--- What is asked ---
Skip every picture and transcribe the remaining material exactly.
START
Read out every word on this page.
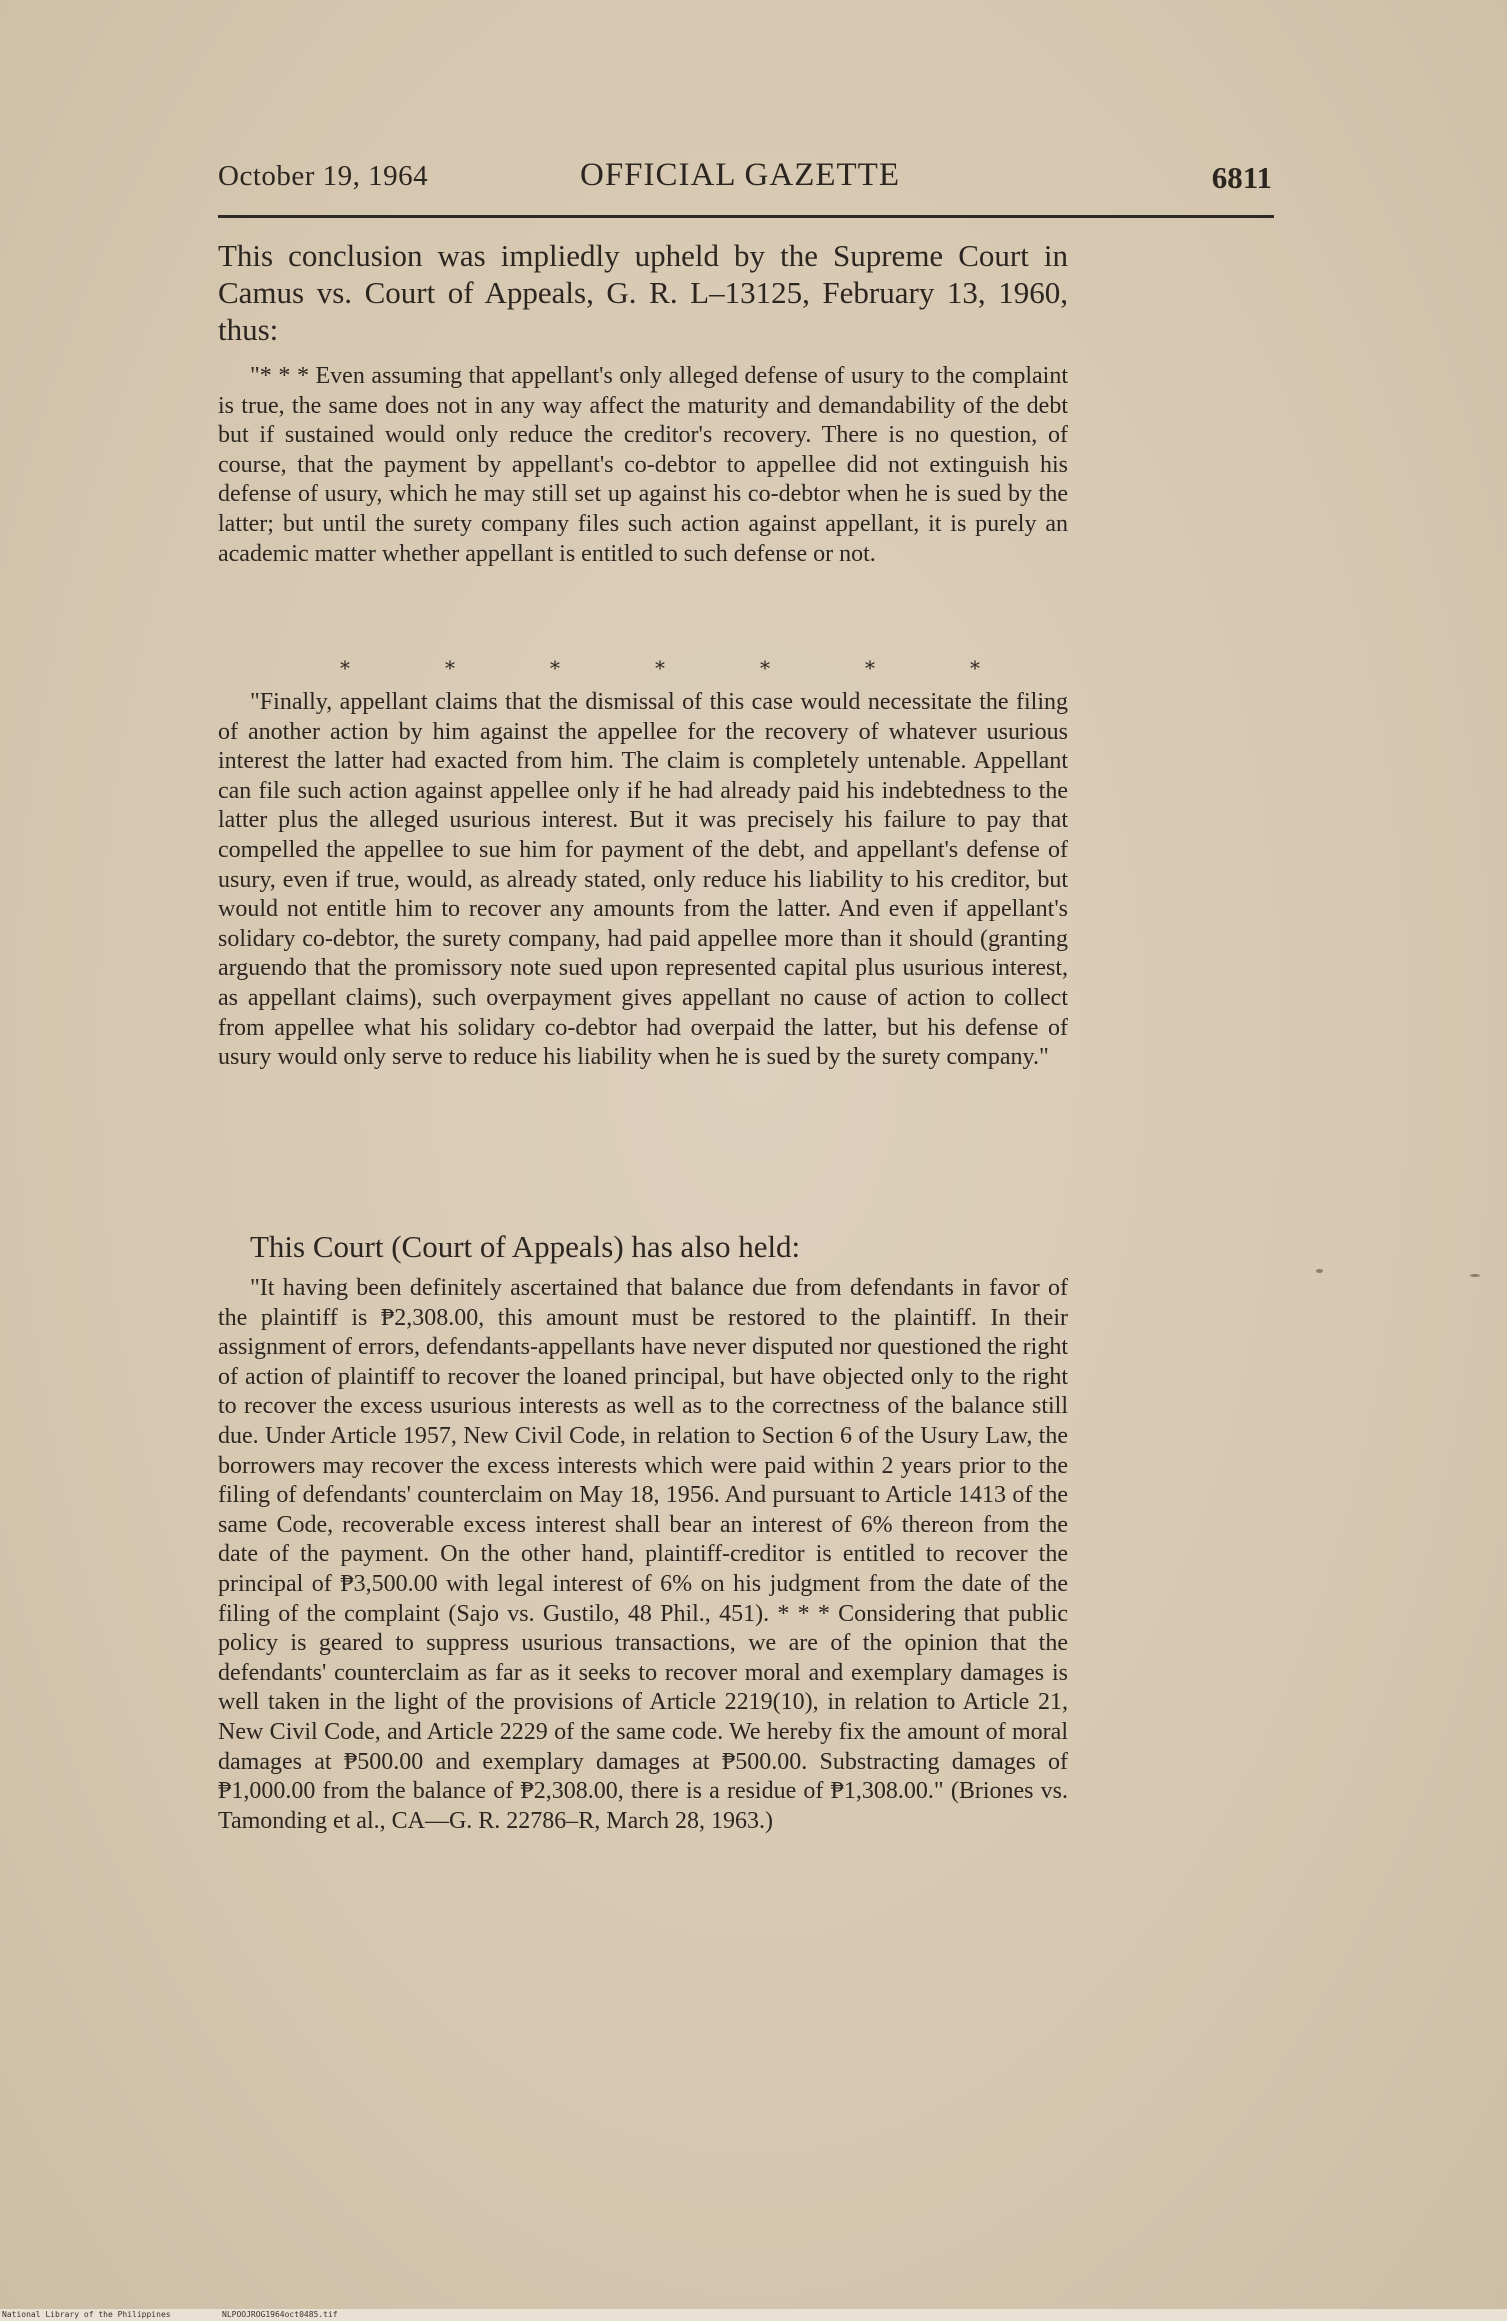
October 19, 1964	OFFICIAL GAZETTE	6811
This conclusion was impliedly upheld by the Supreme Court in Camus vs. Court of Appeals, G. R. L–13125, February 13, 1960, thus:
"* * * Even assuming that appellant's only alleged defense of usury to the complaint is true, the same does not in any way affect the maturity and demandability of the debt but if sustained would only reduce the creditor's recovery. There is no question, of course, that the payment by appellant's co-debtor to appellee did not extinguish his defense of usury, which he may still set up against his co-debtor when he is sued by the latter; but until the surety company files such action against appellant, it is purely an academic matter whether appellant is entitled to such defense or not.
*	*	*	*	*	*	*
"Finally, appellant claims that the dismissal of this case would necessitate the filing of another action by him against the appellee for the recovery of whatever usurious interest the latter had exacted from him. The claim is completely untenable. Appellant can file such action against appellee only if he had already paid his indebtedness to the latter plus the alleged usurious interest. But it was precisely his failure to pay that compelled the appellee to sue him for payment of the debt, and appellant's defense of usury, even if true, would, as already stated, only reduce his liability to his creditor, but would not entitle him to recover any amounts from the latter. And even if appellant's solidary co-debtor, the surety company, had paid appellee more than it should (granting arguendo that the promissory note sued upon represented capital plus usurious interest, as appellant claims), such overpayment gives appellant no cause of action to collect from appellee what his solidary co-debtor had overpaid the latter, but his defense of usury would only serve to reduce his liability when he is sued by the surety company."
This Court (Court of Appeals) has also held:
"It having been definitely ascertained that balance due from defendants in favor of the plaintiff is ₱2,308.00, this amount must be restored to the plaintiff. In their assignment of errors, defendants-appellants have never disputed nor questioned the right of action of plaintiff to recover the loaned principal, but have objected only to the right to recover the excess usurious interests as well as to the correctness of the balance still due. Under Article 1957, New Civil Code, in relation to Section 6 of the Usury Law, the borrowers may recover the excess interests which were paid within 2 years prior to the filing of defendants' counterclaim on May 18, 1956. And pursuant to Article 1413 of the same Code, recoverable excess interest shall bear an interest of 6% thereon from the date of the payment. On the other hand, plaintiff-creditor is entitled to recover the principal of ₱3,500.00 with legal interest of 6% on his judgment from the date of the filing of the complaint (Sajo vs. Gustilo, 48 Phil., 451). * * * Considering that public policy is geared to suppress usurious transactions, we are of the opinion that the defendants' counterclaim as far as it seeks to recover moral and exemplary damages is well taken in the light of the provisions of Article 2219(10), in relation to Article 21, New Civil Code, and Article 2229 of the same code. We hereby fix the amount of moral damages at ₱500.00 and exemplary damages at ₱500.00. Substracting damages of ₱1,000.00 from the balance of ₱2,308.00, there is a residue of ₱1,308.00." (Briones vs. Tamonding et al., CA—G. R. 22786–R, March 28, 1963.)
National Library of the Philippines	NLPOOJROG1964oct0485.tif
END
--- Response to the exercise ---
Read out every word on this page.
October 19, 1964	OFFICIAL GAZETTE	6811
This conclusion was impliedly upheld by the Supreme Court in Camus vs. Court of Appeals, G. R. L–13125, February 13, 1960, thus:
"* * * Even assuming that appellant's only alleged defense of usury to the complaint is true, the same does not in any way affect the maturity and demandability of the debt but if sustained would only reduce the creditor's recovery. There is no question, of course, that the payment by appellant's co-debtor to appellee did not extinguish his defense of usury, which he may still set up against his co-debtor when he is sued by the latter; but until the surety company files such action against appellant, it is purely an academic matter whether appellant is entitled to such defense or not.
*	*	*	*	*	*	*
"Finally, appellant claims that the dismissal of this case would necessitate the filing of another action by him against the appellee for the recovery of whatever usurious interest the latter had exacted from him. The claim is completely untenable. Appellant can file such action against appellee only if he had already paid his indebtedness to the latter plus the alleged usurious interest. But it was precisely his failure to pay that compelled the appellee to sue him for payment of the debt, and appellant's defense of usury, even if true, would, as already stated, only reduce his liability to his creditor, but would not entitle him to recover any amounts from the latter. And even if appellant's solidary co-debtor, the surety company, had paid appellee more than it should (granting arguendo that the promissory note sued upon represented capital plus usurious interest, as appellant claims), such overpayment gives appellant no cause of action to collect from appellee what his solidary co-debtor had overpaid the latter, but his defense of usury would only serve to reduce his liability when he is sued by the surety company."
This Court (Court of Appeals) has also held:
"It having been definitely ascertained that balance due from defendants in favor of the plaintiff is ₱2,308.00, this amount must be restored to the plaintiff. In their assignment of errors, defendants-appellants have never disputed nor questioned the right of action of plaintiff to recover the loaned principal, but have objected only to the right to recover the excess usurious interests as well as to the correctness of the balance still due. Under Article 1957, New Civil Code, in relation to Section 6 of the Usury Law, the borrowers may recover the excess interests which were paid within 2 years prior to the filing of defendants' counterclaim on May 18, 1956. And pursuant to Article 1413 of the same Code, recoverable excess interest shall bear an interest of 6% thereon from the date of the payment. On the other hand, plaintiff-creditor is entitled to recover the principal of ₱3,500.00 with legal interest of 6% on his judgment from the date of the filing of the complaint (Sajo vs. Gustilo, 48 Phil., 451). * * * Considering that public policy is geared to suppress usurious transactions, we are of the opinion that the defendants' counterclaim as far as it seeks to recover moral and exemplary damages is well taken in the light of the provisions of Article 2219(10), in relation to Article 21, New Civil Code, and Article 2229 of the same code. We hereby fix the amount of moral damages at ₱500.00 and exemplary damages at ₱500.00. Substracting damages of ₱1,000.00 from the balance of ₱2,308.00, there is a residue of ₱1,308.00." (Briones vs. Tamonding et al., CA—G. R. 22786–R, March 28, 1963.)
National Library of the Philippines	NLPOOJROG1964oct0485.tif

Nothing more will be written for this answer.